_SET TASK_. Copy the listing word for word from its first line through the line containing "(396, 598, 568, 632)", including both of those lines.

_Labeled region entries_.
[START]

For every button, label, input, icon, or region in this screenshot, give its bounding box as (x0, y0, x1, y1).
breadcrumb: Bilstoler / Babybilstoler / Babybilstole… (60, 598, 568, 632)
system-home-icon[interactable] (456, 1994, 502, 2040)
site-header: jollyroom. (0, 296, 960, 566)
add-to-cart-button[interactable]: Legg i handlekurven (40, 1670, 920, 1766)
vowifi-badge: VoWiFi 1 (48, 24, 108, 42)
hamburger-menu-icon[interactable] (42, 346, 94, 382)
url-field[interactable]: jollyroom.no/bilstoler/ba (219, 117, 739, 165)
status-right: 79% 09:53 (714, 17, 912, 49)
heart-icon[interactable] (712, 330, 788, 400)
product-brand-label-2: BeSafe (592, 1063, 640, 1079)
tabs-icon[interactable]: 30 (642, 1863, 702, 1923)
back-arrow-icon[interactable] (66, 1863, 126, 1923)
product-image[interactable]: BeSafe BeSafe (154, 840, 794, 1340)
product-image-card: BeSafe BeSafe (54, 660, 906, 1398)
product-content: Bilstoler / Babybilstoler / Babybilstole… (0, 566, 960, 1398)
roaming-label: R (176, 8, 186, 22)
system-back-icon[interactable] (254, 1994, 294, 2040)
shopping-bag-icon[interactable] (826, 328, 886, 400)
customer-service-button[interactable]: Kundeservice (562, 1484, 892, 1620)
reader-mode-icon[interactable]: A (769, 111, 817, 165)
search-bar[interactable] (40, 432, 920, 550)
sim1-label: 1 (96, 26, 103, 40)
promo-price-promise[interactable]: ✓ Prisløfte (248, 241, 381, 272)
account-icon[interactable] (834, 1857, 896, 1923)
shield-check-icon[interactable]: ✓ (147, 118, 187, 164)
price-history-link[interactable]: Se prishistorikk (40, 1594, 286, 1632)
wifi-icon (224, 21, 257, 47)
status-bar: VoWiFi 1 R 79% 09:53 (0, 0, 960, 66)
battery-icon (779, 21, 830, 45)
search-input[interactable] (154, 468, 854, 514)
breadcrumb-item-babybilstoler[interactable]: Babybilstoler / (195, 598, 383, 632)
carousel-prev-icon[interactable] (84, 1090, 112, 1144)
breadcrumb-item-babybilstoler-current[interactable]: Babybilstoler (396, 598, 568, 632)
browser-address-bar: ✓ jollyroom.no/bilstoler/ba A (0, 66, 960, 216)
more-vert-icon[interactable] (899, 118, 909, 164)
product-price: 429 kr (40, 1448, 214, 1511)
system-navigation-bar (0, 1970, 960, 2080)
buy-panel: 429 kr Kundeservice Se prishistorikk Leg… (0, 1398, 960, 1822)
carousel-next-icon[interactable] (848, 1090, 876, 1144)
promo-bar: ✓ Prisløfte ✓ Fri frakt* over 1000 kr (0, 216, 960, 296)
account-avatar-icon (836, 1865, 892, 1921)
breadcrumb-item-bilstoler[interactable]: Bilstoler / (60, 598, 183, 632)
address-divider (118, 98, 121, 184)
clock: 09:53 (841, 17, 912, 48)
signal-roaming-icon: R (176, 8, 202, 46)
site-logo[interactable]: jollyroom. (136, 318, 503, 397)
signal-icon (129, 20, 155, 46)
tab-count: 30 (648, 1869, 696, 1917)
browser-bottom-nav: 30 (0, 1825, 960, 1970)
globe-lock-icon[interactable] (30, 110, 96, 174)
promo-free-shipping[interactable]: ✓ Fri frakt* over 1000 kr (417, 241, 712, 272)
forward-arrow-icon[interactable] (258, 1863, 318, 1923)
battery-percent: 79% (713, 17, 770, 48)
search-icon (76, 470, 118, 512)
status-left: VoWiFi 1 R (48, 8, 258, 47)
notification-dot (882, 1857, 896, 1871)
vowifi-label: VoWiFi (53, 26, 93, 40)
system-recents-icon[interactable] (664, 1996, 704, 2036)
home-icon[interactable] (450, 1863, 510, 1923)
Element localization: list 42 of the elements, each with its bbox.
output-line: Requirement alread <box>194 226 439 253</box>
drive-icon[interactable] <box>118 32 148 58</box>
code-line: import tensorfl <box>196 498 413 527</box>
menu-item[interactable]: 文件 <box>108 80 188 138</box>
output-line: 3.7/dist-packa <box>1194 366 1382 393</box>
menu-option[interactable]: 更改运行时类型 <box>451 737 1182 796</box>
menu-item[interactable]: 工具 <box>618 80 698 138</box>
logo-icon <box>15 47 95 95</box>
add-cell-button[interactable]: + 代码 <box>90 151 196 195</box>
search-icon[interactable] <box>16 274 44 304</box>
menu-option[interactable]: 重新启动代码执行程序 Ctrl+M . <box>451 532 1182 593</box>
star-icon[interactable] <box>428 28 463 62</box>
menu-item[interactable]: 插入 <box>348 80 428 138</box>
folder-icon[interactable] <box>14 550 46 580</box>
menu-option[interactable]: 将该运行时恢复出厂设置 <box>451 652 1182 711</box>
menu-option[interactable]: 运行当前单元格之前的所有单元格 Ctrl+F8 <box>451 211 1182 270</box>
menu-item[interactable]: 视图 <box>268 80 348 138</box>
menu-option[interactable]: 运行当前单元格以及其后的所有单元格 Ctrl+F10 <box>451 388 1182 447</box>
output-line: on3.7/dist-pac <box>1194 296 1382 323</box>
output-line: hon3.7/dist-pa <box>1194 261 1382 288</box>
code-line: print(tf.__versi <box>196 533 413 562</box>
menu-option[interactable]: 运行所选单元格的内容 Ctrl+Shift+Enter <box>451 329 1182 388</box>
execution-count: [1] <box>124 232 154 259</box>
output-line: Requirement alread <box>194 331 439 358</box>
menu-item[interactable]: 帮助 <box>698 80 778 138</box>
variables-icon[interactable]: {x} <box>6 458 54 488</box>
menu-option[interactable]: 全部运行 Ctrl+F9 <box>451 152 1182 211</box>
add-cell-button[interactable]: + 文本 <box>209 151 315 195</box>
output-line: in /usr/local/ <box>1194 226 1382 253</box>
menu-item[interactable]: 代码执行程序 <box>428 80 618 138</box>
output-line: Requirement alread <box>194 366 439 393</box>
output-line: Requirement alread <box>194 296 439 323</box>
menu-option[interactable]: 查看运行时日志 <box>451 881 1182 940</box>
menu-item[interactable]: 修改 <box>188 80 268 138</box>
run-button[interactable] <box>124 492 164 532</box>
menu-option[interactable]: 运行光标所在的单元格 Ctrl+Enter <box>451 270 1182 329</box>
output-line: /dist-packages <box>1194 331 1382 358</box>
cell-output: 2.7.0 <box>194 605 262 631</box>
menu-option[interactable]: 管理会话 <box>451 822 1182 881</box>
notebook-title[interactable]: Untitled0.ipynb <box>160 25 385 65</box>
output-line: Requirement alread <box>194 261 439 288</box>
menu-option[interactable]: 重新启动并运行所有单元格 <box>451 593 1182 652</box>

[END]

_FINISHED ANSWER_.
For every button, label, input, icon, or region in this screenshot, give its bounding box as (x0, y0, x1, y1).
breadcrumb: Bilstoler / Babybilstoler / Babybilstole… (60, 598, 568, 632)
system-home-icon[interactable] (456, 1994, 502, 2040)
site-header: jollyroom. (0, 296, 960, 566)
add-to-cart-button[interactable]: Legg i handlekurven (40, 1670, 920, 1766)
vowifi-badge: VoWiFi 1 (48, 24, 108, 42)
hamburger-menu-icon[interactable] (42, 346, 94, 382)
url-field[interactable]: jollyroom.no/bilstoler/ba (219, 117, 739, 165)
status-right: 79% 09:53 (714, 17, 912, 49)
heart-icon[interactable] (712, 330, 788, 400)
product-brand-label-2: BeSafe (592, 1063, 640, 1079)
tabs-icon[interactable]: 30 (642, 1863, 702, 1923)
back-arrow-icon[interactable] (66, 1863, 126, 1923)
product-image[interactable]: BeSafe BeSafe (154, 840, 794, 1340)
product-image-card: BeSafe BeSafe (54, 660, 906, 1398)
product-content: Bilstoler / Babybilstoler / Babybilstole… (0, 566, 960, 1398)
roaming-label: R (176, 8, 186, 22)
system-back-icon[interactable] (254, 1994, 294, 2040)
shopping-bag-icon[interactable] (826, 328, 886, 400)
customer-service-button[interactable]: Kundeservice (562, 1484, 892, 1620)
reader-mode-icon[interactable]: A (769, 111, 817, 165)
search-bar[interactable] (40, 432, 920, 550)
sim1-label: 1 (96, 26, 103, 40)
promo-price-promise[interactable]: ✓ Prisløfte (248, 241, 381, 272)
account-icon[interactable] (834, 1857, 896, 1923)
shield-check-icon[interactable]: ✓ (147, 118, 187, 164)
price-history-link[interactable]: Se prishistorikk (40, 1594, 286, 1632)
wifi-icon (224, 21, 257, 47)
status-bar: VoWiFi 1 R 79% 09:53 (0, 0, 960, 66)
battery-icon (779, 21, 830, 45)
search-input[interactable] (154, 468, 854, 514)
breadcrumb-item-babybilstoler[interactable]: Babybilstoler / (195, 598, 383, 632)
carousel-prev-icon[interactable] (84, 1090, 112, 1144)
breadcrumb-item-babybilstoler-current[interactable]: Babybilstoler (396, 598, 568, 632)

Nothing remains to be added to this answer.